- _Problem to solve_
Copy the listing verbatim, excluding any images found in it.

--- Start Records to process ---

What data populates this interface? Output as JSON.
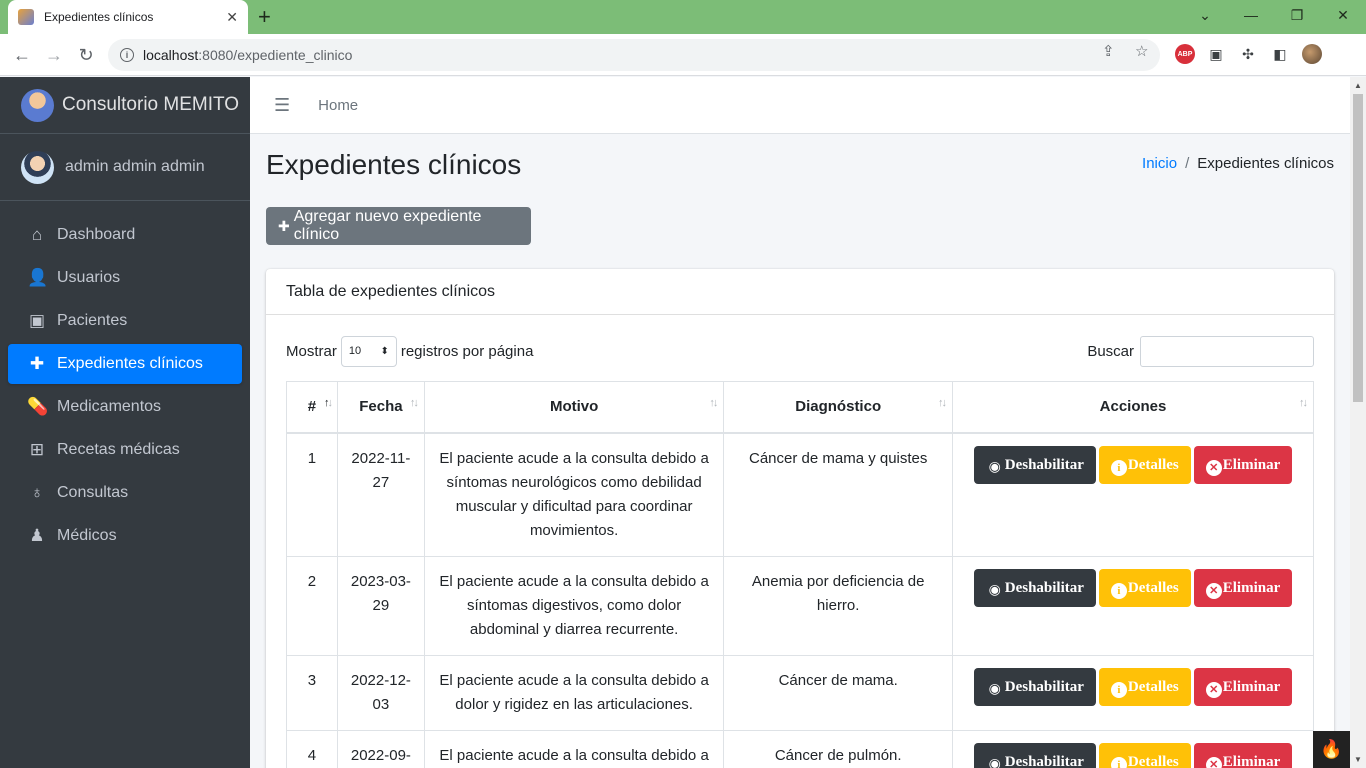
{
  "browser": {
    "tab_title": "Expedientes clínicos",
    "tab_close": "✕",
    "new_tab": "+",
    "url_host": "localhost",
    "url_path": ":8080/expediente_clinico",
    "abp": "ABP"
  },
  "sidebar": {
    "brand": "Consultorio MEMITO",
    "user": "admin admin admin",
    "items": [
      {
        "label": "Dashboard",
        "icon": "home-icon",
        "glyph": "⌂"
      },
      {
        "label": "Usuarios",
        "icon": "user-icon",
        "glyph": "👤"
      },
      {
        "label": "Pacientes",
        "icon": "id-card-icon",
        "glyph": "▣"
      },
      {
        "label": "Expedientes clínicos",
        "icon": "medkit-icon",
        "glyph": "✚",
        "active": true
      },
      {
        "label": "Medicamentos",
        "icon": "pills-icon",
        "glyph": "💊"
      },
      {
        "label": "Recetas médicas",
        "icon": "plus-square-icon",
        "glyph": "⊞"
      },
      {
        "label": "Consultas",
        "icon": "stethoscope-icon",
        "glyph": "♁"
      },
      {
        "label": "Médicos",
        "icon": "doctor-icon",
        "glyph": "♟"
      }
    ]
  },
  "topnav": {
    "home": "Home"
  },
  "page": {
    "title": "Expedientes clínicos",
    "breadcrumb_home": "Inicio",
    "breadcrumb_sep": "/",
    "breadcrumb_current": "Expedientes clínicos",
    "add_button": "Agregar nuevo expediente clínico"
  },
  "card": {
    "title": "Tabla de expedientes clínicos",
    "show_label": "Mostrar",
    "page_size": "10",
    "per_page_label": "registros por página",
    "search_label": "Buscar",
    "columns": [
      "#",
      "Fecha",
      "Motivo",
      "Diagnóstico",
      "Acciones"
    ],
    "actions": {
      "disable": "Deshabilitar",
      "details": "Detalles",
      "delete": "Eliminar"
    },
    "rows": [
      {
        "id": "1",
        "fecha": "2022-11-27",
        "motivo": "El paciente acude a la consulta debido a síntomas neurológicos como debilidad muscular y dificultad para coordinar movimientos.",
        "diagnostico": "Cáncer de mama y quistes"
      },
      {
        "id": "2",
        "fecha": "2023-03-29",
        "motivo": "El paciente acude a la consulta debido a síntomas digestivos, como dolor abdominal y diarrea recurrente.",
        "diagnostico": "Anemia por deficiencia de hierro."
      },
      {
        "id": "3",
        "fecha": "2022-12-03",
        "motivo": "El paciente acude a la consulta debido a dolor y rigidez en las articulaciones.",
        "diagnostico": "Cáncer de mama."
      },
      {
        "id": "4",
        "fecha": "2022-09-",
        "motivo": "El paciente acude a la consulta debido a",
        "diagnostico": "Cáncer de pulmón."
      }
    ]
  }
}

--- End Records to process ---

- _Response to this task_
What data populates this interface? Output as JSON.
{
  "browser": {
    "tab_title": "Expedientes clínicos",
    "tab_close": "✕",
    "new_tab": "+",
    "url_host": "localhost",
    "url_path": ":8080/expediente_clinico",
    "abp": "ABP"
  },
  "sidebar": {
    "brand": "Consultorio MEMITO",
    "user": "admin admin admin",
    "items": [
      {
        "label": "Dashboard",
        "icon": "home-icon",
        "glyph": "⌂"
      },
      {
        "label": "Usuarios",
        "icon": "user-icon",
        "glyph": "👤"
      },
      {
        "label": "Pacientes",
        "icon": "id-card-icon",
        "glyph": "▣"
      },
      {
        "label": "Expedientes clínicos",
        "icon": "medkit-icon",
        "glyph": "✚",
        "active": true
      },
      {
        "label": "Medicamentos",
        "icon": "pills-icon",
        "glyph": "💊"
      },
      {
        "label": "Recetas médicas",
        "icon": "plus-square-icon",
        "glyph": "⊞"
      },
      {
        "label": "Consultas",
        "icon": "stethoscope-icon",
        "glyph": "♁"
      },
      {
        "label": "Médicos",
        "icon": "doctor-icon",
        "glyph": "♟"
      }
    ]
  },
  "topnav": {
    "home": "Home"
  },
  "page": {
    "title": "Expedientes clínicos",
    "breadcrumb_home": "Inicio",
    "breadcrumb_sep": "/",
    "breadcrumb_current": "Expedientes clínicos",
    "add_button": "Agregar nuevo expediente clínico"
  },
  "card": {
    "title": "Tabla de expedientes clínicos",
    "show_label": "Mostrar",
    "page_size": "10",
    "per_page_label": "registros por página",
    "search_label": "Buscar",
    "columns": [
      "#",
      "Fecha",
      "Motivo",
      "Diagnóstico",
      "Acciones"
    ],
    "actions": {
      "disable": "Deshabilitar",
      "details": "Detalles",
      "delete": "Eliminar"
    },
    "rows": [
      {
        "id": "1",
        "fecha": "2022-11-27",
        "motivo": "El paciente acude a la consulta debido a síntomas neurológicos como debilidad muscular y dificultad para coordinar movimientos.",
        "diagnostico": "Cáncer de mama y quistes"
      },
      {
        "id": "2",
        "fecha": "2023-03-29",
        "motivo": "El paciente acude a la consulta debido a síntomas digestivos, como dolor abdominal y diarrea recurrente.",
        "diagnostico": "Anemia por deficiencia de hierro."
      },
      {
        "id": "3",
        "fecha": "2022-12-03",
        "motivo": "El paciente acude a la consulta debido a dolor y rigidez en las articulaciones.",
        "diagnostico": "Cáncer de mama."
      },
      {
        "id": "4",
        "fecha": "2022-09-",
        "motivo": "El paciente acude a la consulta debido a",
        "diagnostico": "Cáncer de pulmón."
      }
    ]
  }
}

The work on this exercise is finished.